- TASK REQUIREMENTS
In the entries below, find every line with "Mercy" and copy it.

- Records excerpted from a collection
-=-=-

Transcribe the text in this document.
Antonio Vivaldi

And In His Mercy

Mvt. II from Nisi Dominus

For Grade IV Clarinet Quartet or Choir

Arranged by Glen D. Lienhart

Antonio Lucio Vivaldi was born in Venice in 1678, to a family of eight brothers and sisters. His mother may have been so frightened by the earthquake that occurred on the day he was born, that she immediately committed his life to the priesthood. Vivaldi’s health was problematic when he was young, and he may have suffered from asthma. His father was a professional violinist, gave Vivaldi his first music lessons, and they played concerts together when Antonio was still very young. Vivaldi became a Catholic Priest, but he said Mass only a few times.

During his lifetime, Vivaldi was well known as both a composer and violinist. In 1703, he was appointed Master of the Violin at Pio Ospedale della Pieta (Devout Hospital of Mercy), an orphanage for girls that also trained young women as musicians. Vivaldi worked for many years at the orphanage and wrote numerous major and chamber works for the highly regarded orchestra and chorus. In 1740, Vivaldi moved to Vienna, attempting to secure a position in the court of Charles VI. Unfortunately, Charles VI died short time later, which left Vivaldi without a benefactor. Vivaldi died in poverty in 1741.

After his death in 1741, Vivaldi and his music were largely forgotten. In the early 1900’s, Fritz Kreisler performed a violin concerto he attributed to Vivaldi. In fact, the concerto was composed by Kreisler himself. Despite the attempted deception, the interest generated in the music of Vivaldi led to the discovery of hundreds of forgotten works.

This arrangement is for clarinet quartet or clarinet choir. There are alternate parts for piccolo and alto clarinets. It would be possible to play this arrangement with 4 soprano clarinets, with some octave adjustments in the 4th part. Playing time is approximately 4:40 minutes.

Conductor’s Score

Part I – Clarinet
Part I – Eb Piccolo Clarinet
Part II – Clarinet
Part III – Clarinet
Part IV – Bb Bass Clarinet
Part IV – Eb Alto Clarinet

-=-=-

- EXERCISE SOLUTION
And In His Mercy
During his lifetime, Vivaldi was well known as both a composer and violinist. In 1703, he was appointed Master of the Violin at Pio Ospedale della Pieta (Devout Hospital of Mercy), an orphanage for girls that also trained young women as musicians. Vivaldi worked for many years at the orphanage and wrote numerous major and chamber works for the highly regarded orchestra and chorus. In 1740, Vivaldi moved to Vienna, attempting to secure a position in the court of Charles VI. Unfortunately, Charles VI died short time later, which left Vivaldi without a benefactor. Vivaldi died in poverty in 1741.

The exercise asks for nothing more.